** BEGIN DATA FOR THIS EXERCISE **

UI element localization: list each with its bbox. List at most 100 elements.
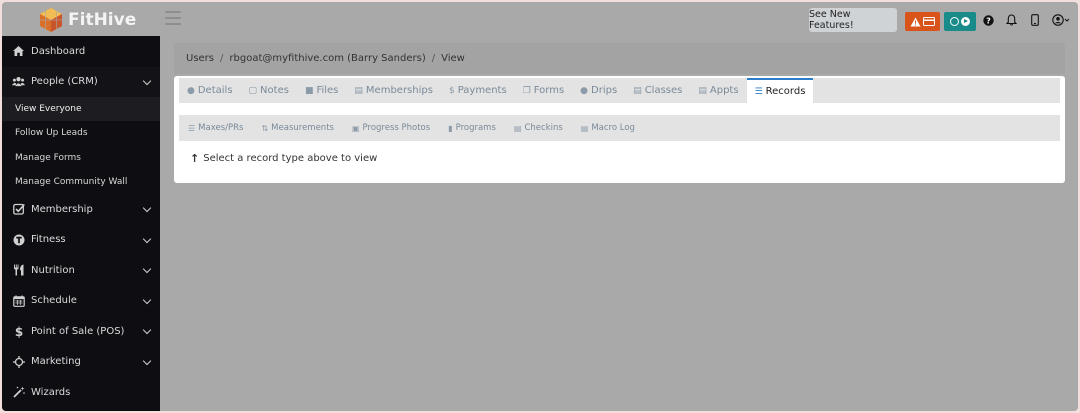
- tab-appts[interactable]: ▤ Appts: [690, 78, 746, 103]
- calendar-icon: [12, 294, 25, 307]
- sidebar-item-label: Dashboard: [31, 45, 86, 57]
- hamburger-menu-icon[interactable]: [165, 11, 181, 25]
- sort-numeric-icon: ⇅: [261, 123, 269, 133]
- calendar-check-icon: ▤: [698, 85, 707, 96]
- brand[interactable]: FitHive: [38, 7, 136, 33]
- sidebar-item-wizards[interactable]: Wizards: [2, 377, 160, 408]
- sidebar-subitem-view-everyone[interactable]: View Everyone: [2, 97, 160, 122]
- user-tabs: ● Details ▢ Notes ■ Files ▤ Memberships $ Pay…: [179, 78, 1060, 103]
- mobile-icon[interactable]: [1029, 14, 1041, 26]
- bell-icon[interactable]: [1005, 14, 1017, 26]
- play-icon: [961, 17, 970, 26]
- see-new-features-button[interactable]: See New Features!: [809, 8, 897, 32]
- credit-card-icon: [923, 17, 935, 26]
- alert-button[interactable]: [905, 12, 940, 31]
- record-tab-checkins[interactable]: ▤ Checkins: [514, 123, 563, 133]
- chevron-down-icon: [142, 76, 152, 85]
- record-tab-measurements[interactable]: ⇅ Measurements: [261, 123, 334, 133]
- sidebar-item-label: Membership: [31, 203, 93, 215]
- sidebar-item-label: People (CRM): [31, 76, 98, 88]
- dollar-icon: $: [12, 325, 25, 338]
- sidebar-item-dashboard[interactable]: Dashboard: [2, 36, 160, 67]
- top-bar: FitHive See New Features! ?: [2, 2, 1078, 36]
- check-square-icon: [12, 203, 25, 216]
- app-window: FitHive See New Features! ? Dashboard Pe…: [2, 2, 1078, 411]
- breadcrumb: Users / rbgoat@myfithive.com (Barry Sand…: [174, 43, 1065, 74]
- fithive-logo-icon: [40, 8, 62, 32]
- tab-files[interactable]: ■ Files: [297, 78, 346, 103]
- breadcrumb-separator: /: [431, 53, 436, 64]
- sidebar-item-label: Point of Sale (POS): [31, 325, 125, 337]
- sidebar-item-point-of-sale[interactable]: $ Point of Sale (POS): [2, 316, 160, 347]
- user-menu-icon[interactable]: [1052, 14, 1070, 26]
- users-icon: [12, 75, 25, 88]
- sidebar-item-label: Nutrition: [31, 264, 75, 276]
- sidebar-item-fitness[interactable]: Fitness: [2, 225, 160, 256]
- droplet-icon: ●: [580, 85, 589, 96]
- sidebar-subitem-manage-forms[interactable]: Manage Forms: [2, 145, 160, 170]
- sidebar-item-marketing[interactable]: Marketing: [2, 347, 160, 378]
- record-tab-programs[interactable]: ▮ Programs: [448, 123, 496, 133]
- tab-drips[interactable]: ● Drips: [572, 78, 625, 103]
- tab-details[interactable]: ● Details: [179, 78, 241, 103]
- book-icon: ▮: [448, 123, 453, 133]
- note-icon: ▢: [248, 85, 258, 96]
- utensils-icon: [12, 264, 25, 277]
- tab-payments[interactable]: $ Payments: [441, 78, 515, 103]
- t-circle-icon: [12, 233, 25, 246]
- wand-icon: [12, 386, 25, 399]
- help-icon[interactable]: ?: [982, 14, 994, 26]
- sidebar-item-membership[interactable]: Membership: [2, 194, 160, 225]
- tab-notes[interactable]: ▢ Notes: [241, 78, 297, 103]
- chevron-down-icon: [142, 356, 152, 365]
- breadcrumb-separator: /: [220, 53, 224, 64]
- tab-classes[interactable]: ▤ Classes: [625, 78, 690, 103]
- sidebar-item-people[interactable]: People (CRM): [2, 66, 160, 97]
- sidebar-item-label: Marketing: [31, 356, 81, 368]
- sidebar-item-label: Schedule: [31, 295, 77, 307]
- record-tab-progress-photos[interactable]: ▣ Progress Photos: [352, 123, 430, 133]
- app-name: FitHive: [68, 10, 137, 30]
- select-record-hint: ↑ Select a record type above to view: [190, 152, 378, 165]
- breadcrumb-current: View: [441, 53, 465, 64]
- tab-records[interactable]: ☰ Records: [746, 78, 814, 103]
- record-tab-maxes-prs[interactable]: ☰ Maxes/PRs: [188, 123, 243, 133]
- breadcrumb-user[interactable]: rbgoat@myfithive.com (Barry Sanders): [229, 53, 425, 64]
- sidebar-subitem-manage-community-wall[interactable]: Manage Community Wall: [2, 169, 160, 195]
- svg-text:?: ?: [986, 16, 991, 25]
- sidebar: Dashboard People (CRM) View Everyone Fol…: [2, 36, 160, 411]
- record-tab-macro-log[interactable]: ▤ Macro Log: [581, 123, 635, 133]
- arrow-up-icon: ↑: [190, 152, 200, 165]
- tab-memberships[interactable]: ▤ Memberships: [346, 78, 441, 103]
- record-type-tabs: ☰ Maxes/PRs ⇅ Measurements ▣ Progress Photo…: [179, 115, 1060, 141]
- house-icon: [12, 45, 25, 58]
- folder-icon: ■: [304, 85, 314, 96]
- calendar-icon: ▤: [580, 123, 589, 133]
- warning-icon: [910, 17, 921, 26]
- time-clock-button[interactable]: [944, 12, 976, 31]
- chevron-down-icon: [142, 325, 152, 335]
- image-icon: ▣: [351, 123, 360, 133]
- chevron-down-icon: [142, 203, 152, 213]
- copy-icon: ❐: [522, 85, 531, 96]
- sidebar-item-label: Wizards: [31, 386, 71, 398]
- id-card-icon: ▤: [354, 85, 363, 96]
- clock-icon: [950, 17, 959, 26]
- chevron-down-icon: [142, 264, 152, 274]
- calendar-icon: ▤: [633, 85, 642, 96]
- chevron-down-icon: [142, 295, 152, 304]
- tab-forms[interactable]: ❐ Forms: [515, 78, 572, 103]
- user-circle-icon: ●: [187, 85, 195, 96]
- sidebar-item-nutrition[interactable]: Nutrition: [2, 255, 160, 286]
- calendar-check-icon: ▤: [513, 123, 522, 133]
- list-icon: ☰: [754, 86, 763, 97]
- list-icon: ☰: [188, 123, 196, 133]
- sidebar-item-label: Fitness: [31, 234, 66, 246]
- crosshair-icon: [12, 355, 25, 368]
- dollar-icon: $: [448, 85, 455, 96]
- sidebar-item-schedule[interactable]: Schedule: [2, 286, 160, 317]
- breadcrumb-users[interactable]: Users: [186, 53, 214, 64]
- svg-text:$: $: [14, 325, 22, 338]
- sidebar-subitem-follow-up-leads[interactable]: Follow Up Leads: [2, 121, 160, 146]
- chevron-down-icon: [142, 234, 152, 243]
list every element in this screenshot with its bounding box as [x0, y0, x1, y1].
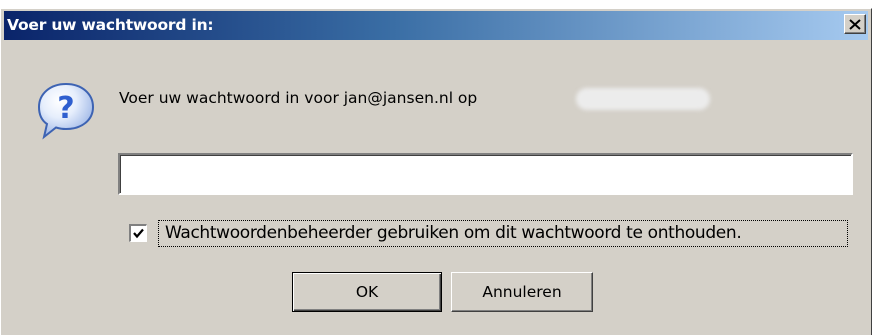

** END DATA FOR THIS EXERCISE **

* TO DO *
Rewrite the rows starting with the line containing "- tab-appts[interactable]: ▤" and going on through the line containing "- mobile-icon[interactable]: [1029, 14, 1041, 26]", replacing "hamburger-menu-icon" with "menu-toggle-icon" and leaving everything else as it is.

* TASK RESULT *
- tab-appts[interactable]: ▤ Appts: [690, 78, 746, 103]
- calendar-icon: [12, 294, 25, 307]
- sidebar-item-label: Dashboard: [31, 45, 86, 57]
- menu-toggle-icon[interactable]: [165, 11, 181, 25]
- sort-numeric-icon: ⇅: [261, 123, 269, 133]
- calendar-check-icon: ▤: [698, 85, 707, 96]
- brand[interactable]: FitHive: [38, 7, 136, 33]
- sidebar-item-wizards[interactable]: Wizards: [2, 377, 160, 408]
- sidebar-subitem-view-everyone[interactable]: View Everyone: [2, 97, 160, 122]
- user-tabs: ● Details ▢ Notes ■ Files ▤ Memberships $ Pay…: [179, 78, 1060, 103]
- mobile-icon[interactable]: [1029, 14, 1041, 26]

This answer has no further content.